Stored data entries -
-.-.-

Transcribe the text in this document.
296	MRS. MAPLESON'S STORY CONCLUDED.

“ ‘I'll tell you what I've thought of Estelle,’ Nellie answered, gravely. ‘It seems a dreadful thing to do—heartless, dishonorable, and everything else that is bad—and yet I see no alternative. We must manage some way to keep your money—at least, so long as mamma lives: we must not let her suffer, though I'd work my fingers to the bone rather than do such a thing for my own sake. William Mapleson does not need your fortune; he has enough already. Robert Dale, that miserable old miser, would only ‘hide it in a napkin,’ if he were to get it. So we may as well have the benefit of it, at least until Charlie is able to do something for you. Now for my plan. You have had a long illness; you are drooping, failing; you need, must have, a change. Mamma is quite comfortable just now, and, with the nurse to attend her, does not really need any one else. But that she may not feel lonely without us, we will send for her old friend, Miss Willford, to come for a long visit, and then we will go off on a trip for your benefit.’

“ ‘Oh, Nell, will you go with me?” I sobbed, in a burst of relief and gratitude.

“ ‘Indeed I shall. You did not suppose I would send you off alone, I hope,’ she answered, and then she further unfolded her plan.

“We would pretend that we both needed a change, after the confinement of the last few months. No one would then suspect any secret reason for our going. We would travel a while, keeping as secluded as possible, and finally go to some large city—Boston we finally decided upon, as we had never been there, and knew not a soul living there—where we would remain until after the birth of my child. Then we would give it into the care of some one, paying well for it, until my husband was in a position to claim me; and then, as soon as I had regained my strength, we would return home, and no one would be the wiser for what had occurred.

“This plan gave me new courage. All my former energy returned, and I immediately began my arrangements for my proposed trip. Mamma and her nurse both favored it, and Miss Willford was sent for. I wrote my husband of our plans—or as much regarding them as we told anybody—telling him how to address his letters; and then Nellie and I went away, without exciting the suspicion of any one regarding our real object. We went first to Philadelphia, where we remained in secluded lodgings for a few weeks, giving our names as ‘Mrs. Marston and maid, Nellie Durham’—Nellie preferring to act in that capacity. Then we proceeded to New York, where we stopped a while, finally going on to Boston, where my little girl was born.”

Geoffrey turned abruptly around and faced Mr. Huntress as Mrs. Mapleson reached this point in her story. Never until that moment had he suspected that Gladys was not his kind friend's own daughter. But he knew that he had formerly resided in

-.-.-

EXERCISE PROMPT - Using the exact wording, write out all of the records.

FULL OUTPUT -
Transcribe the text in this document.
296	MRS. MAPLESON'S STORY CONCLUDED.

“ ‘I'll tell you what I've thought of Estelle,’ Nellie answered, gravely. ‘It seems a dreadful thing to do—heartless, dishonorable, and everything else that is bad—and yet I see no alternative. We must manage some way to keep your money—at least, so long as mamma lives: we must not let her suffer, though I'd work my fingers to the bone rather than do such a thing for my own sake. William Mapleson does not need your fortune; he has enough already. Robert Dale, that miserable old miser, would only ‘hide it in a napkin,’ if he were to get it. So we may as well have the benefit of it, at least until Charlie is able to do something for you. Now for my plan. You have had a long illness; you are drooping, failing; you need, must have, a change. Mamma is quite comfortable just now, and, with the nurse to attend her, does not really need any one else. But that she may not feel lonely without us, we will send for her old friend, Miss Willford, to come for a long visit, and then we will go off on a trip for your benefit.’

“ ‘Oh, Nell, will you go with me?” I sobbed, in a burst of relief and gratitude.

“ ‘Indeed I shall. You did not suppose I would send you off alone, I hope,’ she answered, and then she further unfolded her plan.

“We would pretend that we both needed a change, after the confinement of the last few months. No one would then suspect any secret reason for our going. We would travel a while, keeping as secluded as possible, and finally go to some large city—Boston we finally decided upon, as we had never been there, and knew not a soul living there—where we would remain until after the birth of my child. Then we would give it into the care of some one, paying well for it, until my husband was in a position to claim me; and then, as soon as I had regained my strength, we would return home, and no one would be the wiser for what had occurred.

“This plan gave me new courage. All my former energy returned, and I immediately began my arrangements for my proposed trip. Mamma and her nurse both favored it, and Miss Willford was sent for. I wrote my husband of our plans—or as much regarding them as we told anybody—telling him how to address his letters; and then Nellie and I went away, without exciting the suspicion of any one regarding our real object. We went first to Philadelphia, where we remained in secluded lodgings for a few weeks, giving our names as ‘Mrs. Marston and maid, Nellie Durham’—Nellie preferring to act in that capacity. Then we proceeded to New York, where we stopped a while, finally going on to Boston, where my little girl was born.”

Geoffrey turned abruptly around and faced Mr. Huntress as Mrs. Mapleson reached this point in her story. Never until that moment had he suspected that Gladys was not his kind friend's own daughter. But he knew that he had formerly resided in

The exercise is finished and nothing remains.